Records from a collection of figures
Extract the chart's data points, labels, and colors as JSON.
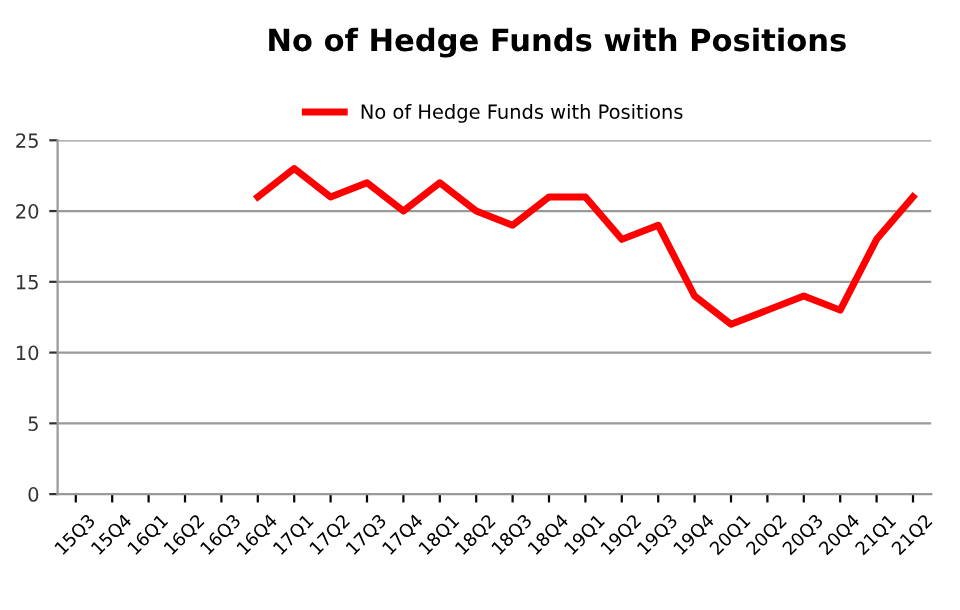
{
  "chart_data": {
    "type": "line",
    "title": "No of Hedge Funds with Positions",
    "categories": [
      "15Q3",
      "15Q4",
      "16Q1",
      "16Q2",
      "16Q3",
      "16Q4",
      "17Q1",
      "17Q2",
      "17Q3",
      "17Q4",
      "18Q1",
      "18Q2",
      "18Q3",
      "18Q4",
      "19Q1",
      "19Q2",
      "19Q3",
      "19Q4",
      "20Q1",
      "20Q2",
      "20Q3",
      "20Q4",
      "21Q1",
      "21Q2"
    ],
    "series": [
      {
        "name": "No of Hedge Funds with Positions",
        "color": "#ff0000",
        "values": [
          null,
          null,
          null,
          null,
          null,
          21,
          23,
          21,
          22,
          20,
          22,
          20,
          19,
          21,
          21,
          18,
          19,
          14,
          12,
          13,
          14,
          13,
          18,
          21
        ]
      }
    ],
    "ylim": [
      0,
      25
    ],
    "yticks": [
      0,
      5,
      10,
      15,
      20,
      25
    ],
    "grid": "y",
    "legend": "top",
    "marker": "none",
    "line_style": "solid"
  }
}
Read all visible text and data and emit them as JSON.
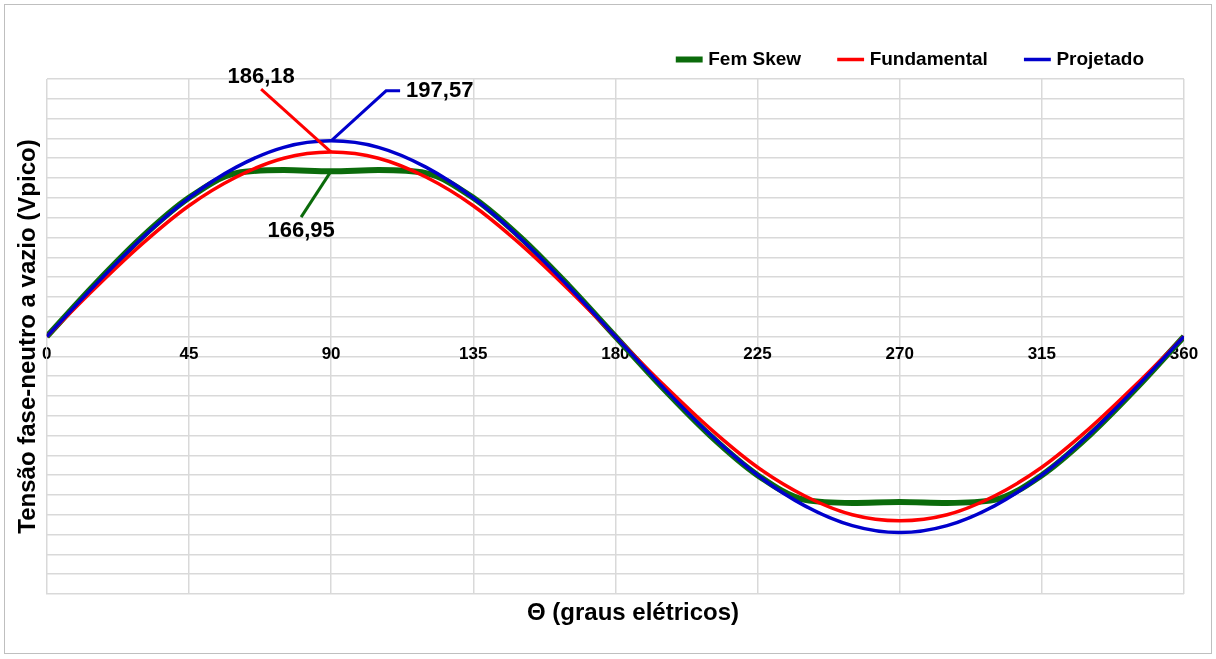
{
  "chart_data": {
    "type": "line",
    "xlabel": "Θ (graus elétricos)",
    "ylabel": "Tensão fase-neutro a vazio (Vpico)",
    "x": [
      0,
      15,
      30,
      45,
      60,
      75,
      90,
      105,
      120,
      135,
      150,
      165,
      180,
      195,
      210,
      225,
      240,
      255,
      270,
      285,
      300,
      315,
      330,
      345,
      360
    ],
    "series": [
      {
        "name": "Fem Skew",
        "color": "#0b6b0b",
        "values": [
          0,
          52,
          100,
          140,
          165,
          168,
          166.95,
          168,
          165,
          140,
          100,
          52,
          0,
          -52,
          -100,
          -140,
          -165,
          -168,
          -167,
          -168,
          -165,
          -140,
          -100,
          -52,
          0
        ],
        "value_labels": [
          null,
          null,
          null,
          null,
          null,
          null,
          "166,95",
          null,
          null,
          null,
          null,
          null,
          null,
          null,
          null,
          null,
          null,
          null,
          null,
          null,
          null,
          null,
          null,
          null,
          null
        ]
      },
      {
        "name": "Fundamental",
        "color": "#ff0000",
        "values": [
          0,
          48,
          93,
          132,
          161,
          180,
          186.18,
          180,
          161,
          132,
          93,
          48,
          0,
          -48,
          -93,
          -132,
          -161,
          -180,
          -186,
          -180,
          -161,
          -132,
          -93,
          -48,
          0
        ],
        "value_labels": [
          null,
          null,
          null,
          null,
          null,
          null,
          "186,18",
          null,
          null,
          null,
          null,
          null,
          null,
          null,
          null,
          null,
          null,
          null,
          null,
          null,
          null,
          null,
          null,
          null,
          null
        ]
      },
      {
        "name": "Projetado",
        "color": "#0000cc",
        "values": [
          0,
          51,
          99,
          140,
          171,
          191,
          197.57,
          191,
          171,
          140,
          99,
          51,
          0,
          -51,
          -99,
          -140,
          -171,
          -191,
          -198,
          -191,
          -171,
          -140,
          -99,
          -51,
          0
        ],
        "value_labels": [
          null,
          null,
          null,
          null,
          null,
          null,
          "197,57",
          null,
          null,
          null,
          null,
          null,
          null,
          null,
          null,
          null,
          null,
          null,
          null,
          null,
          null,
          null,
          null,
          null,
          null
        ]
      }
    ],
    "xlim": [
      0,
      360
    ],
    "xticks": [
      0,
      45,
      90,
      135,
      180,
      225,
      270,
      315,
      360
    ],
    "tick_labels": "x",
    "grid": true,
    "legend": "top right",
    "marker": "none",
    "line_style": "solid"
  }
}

Work to complete: From the records, copy every line that has the string "Hedge" in it.

Response for this exercise:
    "title": "No of Hedge Funds with Positions",
        "name": "No of Hedge Funds with Positions",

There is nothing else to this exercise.